**WHAT IS ASKED:**
The records below must be output exactly, without pictures.

**AVAILABLE DATA:**
--- begin ---
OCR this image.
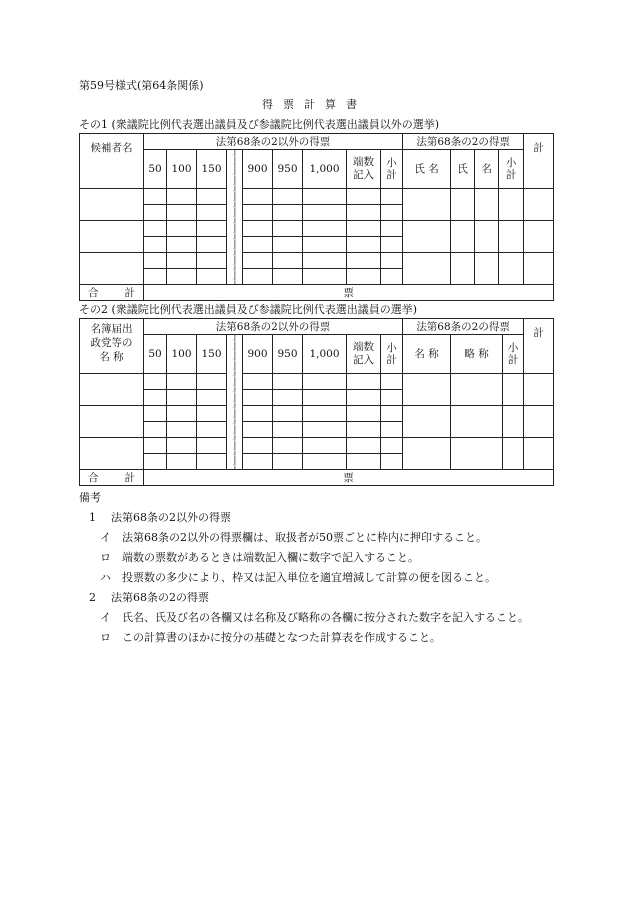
第59号様式(第64条関係)
得票計算書
その1 (衆議院比例代表選出議員及び参議院比例代表選出議員以外の選挙)
候補者名	法第68条の2以外の得票									法第68条の2の得票				計
	50	100	150		900	950	1,000	端数記入	小計	氏 名	氏	名	小計	

合 計	票													
その2 (衆議院比例代表選出議員及び参議院比例代表選出議員の選挙)
名簿届出
政党等の
名 称	法第68条の2以外の得票									法第68条の2の得票			計
	50	100	150		900	950	1,000	端数記入	小計	名 称	略 称	小計	

合 計	票												
備考
1 法第68条の2以外の得票
イ 法第68条の2以外の得票欄は、取扱者が50票ごとに枠内に押印すること。
ロ 端数の票数があるときは端数記入欄に数字で記入すること。
ハ 投票数の多少により、枠又は記入単位を適宜増減して計算の便を図ること。
2 法第68条の2の得票
イ 氏名、氏及び名の各欄又は名称及び略称の各欄に按分された数字を記入すること。
ロ この計算書のほかに按分の基礎となつた計算表を作成すること。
--- end ---
**RESULT FOR THIS EXERCISE:**
OCR this image.
第59号様式(第64条関係)
得票計算書
その1 (衆議院比例代表選出議員及び参議院比例代表選出議員以外の選挙)
候補者名	法第68条の2以外の得票									法第68条の2の得票				計
	50	100	150		900	950	1,000	端数記入	小計	氏 名	氏	名	小計	

合 計	票													
その2 (衆議院比例代表選出議員及び参議院比例代表選出議員の選挙)
名簿届出
政党等の
名 称	法第68条の2以外の得票									法第68条の2の得票			計
	50	100	150		900	950	1,000	端数記入	小計	名 称	略 称	小計	

合 計	票												
備考
1 法第68条の2以外の得票
イ 法第68条の2以外の得票欄は、取扱者が50票ごとに枠内に押印すること。
ロ 端数の票数があるときは端数記入欄に数字で記入すること。
ハ 投票数の多少により、枠又は記入単位を適宜増減して計算の便を図ること。
2 法第68条の2の得票
イ 氏名、氏及び名の各欄又は名称及び略称の各欄に按分された数字を記入すること。
ロ この計算書のほかに按分の基礎となつた計算表を作成すること。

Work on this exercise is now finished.